Dataset items:
______
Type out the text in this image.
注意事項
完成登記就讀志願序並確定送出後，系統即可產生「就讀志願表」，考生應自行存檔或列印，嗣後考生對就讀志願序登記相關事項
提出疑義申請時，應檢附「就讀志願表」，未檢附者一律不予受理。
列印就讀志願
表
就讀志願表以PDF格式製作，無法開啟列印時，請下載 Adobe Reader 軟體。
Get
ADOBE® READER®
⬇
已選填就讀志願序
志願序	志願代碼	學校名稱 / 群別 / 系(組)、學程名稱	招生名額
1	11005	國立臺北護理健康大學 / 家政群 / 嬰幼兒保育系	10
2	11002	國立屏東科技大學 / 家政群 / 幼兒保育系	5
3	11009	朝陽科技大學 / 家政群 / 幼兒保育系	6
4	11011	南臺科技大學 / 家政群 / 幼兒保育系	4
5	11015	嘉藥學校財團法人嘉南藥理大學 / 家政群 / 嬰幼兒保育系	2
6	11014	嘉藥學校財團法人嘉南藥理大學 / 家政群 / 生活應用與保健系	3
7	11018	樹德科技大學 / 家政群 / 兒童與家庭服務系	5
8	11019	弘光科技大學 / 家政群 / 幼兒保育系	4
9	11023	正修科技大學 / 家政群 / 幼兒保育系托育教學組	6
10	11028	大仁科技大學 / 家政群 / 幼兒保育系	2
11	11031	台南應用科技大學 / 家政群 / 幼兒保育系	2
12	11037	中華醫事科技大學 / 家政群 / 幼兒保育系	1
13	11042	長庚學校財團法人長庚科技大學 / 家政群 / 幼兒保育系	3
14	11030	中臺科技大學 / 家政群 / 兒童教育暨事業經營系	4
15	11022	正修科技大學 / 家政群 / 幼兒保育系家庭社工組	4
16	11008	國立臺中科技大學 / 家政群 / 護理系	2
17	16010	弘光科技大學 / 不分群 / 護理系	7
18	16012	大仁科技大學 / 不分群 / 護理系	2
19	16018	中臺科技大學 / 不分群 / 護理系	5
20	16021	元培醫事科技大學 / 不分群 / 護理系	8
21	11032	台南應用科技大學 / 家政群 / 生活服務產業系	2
______
Extract the whole listing, character for character.

CORRECT ANSWER:
Type out the text in this image.
注意事項
完成登記就讀志願序並確定送出後，系統即可產生「就讀志願表」，考生應自行存檔或列印，嗣後考生對就讀志願序登記相關事項
提出疑義申請時，應檢附「就讀志願表」，未檢附者一律不予受理。
列印就讀志願
表
就讀志願表以PDF格式製作，無法開啟列印時，請下載 Adobe Reader 軟體。
Get
ADOBE® READER®
⬇
已選填就讀志願序
志願序	志願代碼	學校名稱 / 群別 / 系(組)、學程名稱	招生名額
1	11005	國立臺北護理健康大學 / 家政群 / 嬰幼兒保育系	10
2	11002	國立屏東科技大學 / 家政群 / 幼兒保育系	5
3	11009	朝陽科技大學 / 家政群 / 幼兒保育系	6
4	11011	南臺科技大學 / 家政群 / 幼兒保育系	4
5	11015	嘉藥學校財團法人嘉南藥理大學 / 家政群 / 嬰幼兒保育系	2
6	11014	嘉藥學校財團法人嘉南藥理大學 / 家政群 / 生活應用與保健系	3
7	11018	樹德科技大學 / 家政群 / 兒童與家庭服務系	5
8	11019	弘光科技大學 / 家政群 / 幼兒保育系	4
9	11023	正修科技大學 / 家政群 / 幼兒保育系托育教學組	6
10	11028	大仁科技大學 / 家政群 / 幼兒保育系	2
11	11031	台南應用科技大學 / 家政群 / 幼兒保育系	2
12	11037	中華醫事科技大學 / 家政群 / 幼兒保育系	1
13	11042	長庚學校財團法人長庚科技大學 / 家政群 / 幼兒保育系	3
14	11030	中臺科技大學 / 家政群 / 兒童教育暨事業經營系	4
15	11022	正修科技大學 / 家政群 / 幼兒保育系家庭社工組	4
16	11008	國立臺中科技大學 / 家政群 / 護理系	2
17	16010	弘光科技大學 / 不分群 / 護理系	7
18	16012	大仁科技大學 / 不分群 / 護理系	2
19	16018	中臺科技大學 / 不分群 / 護理系	5
20	16021	元培醫事科技大學 / 不分群 / 護理系	8
21	11032	台南應用科技大學 / 家政群 / 生活服務產業系	2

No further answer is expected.